Gather all lines from the material that contain "理由如下".

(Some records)

--

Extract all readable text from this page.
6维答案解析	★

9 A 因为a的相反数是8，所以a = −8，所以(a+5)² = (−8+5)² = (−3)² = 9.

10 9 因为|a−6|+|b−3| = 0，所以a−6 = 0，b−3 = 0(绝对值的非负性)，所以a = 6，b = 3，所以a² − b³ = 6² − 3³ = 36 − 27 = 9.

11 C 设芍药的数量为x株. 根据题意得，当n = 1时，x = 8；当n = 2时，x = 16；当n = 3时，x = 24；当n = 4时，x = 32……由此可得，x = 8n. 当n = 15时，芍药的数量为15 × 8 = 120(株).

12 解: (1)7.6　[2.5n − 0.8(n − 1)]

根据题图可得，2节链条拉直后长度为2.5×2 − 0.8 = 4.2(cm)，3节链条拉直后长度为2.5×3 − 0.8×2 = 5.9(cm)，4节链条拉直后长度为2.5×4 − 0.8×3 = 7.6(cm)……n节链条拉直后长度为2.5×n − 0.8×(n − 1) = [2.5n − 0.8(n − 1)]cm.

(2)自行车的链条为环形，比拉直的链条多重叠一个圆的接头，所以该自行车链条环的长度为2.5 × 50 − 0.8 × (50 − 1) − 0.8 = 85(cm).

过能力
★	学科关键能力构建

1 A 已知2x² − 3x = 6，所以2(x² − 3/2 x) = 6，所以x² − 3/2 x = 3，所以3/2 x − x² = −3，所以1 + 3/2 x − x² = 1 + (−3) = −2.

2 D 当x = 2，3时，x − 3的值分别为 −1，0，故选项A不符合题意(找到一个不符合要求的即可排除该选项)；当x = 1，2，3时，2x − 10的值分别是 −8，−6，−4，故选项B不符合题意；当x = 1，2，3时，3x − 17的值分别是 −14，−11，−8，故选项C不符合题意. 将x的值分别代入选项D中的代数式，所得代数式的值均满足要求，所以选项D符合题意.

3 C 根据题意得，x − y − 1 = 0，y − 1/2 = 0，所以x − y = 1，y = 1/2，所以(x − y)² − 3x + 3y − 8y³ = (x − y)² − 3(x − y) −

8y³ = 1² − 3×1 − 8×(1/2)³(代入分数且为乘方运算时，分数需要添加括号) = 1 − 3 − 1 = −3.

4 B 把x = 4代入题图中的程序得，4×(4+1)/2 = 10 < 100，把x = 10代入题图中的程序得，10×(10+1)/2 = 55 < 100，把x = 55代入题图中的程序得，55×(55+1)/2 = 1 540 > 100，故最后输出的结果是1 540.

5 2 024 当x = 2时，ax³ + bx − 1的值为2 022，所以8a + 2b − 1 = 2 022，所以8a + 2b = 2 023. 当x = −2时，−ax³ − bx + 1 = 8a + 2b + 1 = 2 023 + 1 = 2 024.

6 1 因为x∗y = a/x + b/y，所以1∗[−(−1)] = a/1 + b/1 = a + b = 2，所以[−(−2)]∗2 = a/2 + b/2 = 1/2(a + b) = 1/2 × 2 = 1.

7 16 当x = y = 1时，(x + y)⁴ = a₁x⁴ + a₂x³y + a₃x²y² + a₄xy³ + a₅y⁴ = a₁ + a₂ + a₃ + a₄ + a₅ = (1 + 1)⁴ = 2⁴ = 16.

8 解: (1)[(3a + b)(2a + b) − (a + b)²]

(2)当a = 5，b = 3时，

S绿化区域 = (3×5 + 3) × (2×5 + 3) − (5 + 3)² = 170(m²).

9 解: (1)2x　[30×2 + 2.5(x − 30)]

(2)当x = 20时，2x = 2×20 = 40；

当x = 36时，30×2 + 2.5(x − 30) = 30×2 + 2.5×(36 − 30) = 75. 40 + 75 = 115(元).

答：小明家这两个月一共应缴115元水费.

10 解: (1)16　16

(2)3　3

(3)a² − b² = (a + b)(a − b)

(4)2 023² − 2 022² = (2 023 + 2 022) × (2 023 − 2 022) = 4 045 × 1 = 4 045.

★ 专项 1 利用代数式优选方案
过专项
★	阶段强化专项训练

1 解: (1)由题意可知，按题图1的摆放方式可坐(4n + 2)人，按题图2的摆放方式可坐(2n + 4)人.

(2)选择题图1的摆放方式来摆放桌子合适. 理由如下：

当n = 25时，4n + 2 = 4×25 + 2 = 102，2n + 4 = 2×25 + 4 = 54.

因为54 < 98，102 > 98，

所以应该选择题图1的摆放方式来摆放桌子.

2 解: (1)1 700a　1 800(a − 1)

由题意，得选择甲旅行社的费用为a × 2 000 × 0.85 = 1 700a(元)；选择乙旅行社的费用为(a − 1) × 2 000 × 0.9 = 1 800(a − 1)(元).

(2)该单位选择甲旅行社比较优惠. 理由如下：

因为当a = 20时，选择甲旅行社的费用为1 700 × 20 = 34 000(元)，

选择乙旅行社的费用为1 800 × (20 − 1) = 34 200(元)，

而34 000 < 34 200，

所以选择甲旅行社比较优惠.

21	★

--

OUTPUT FOR THIS TASK
(2)选择题图1的摆放方式来摆放桌子合适. 理由如下：
(2)该单位选择甲旅行社比较优惠. 理由如下：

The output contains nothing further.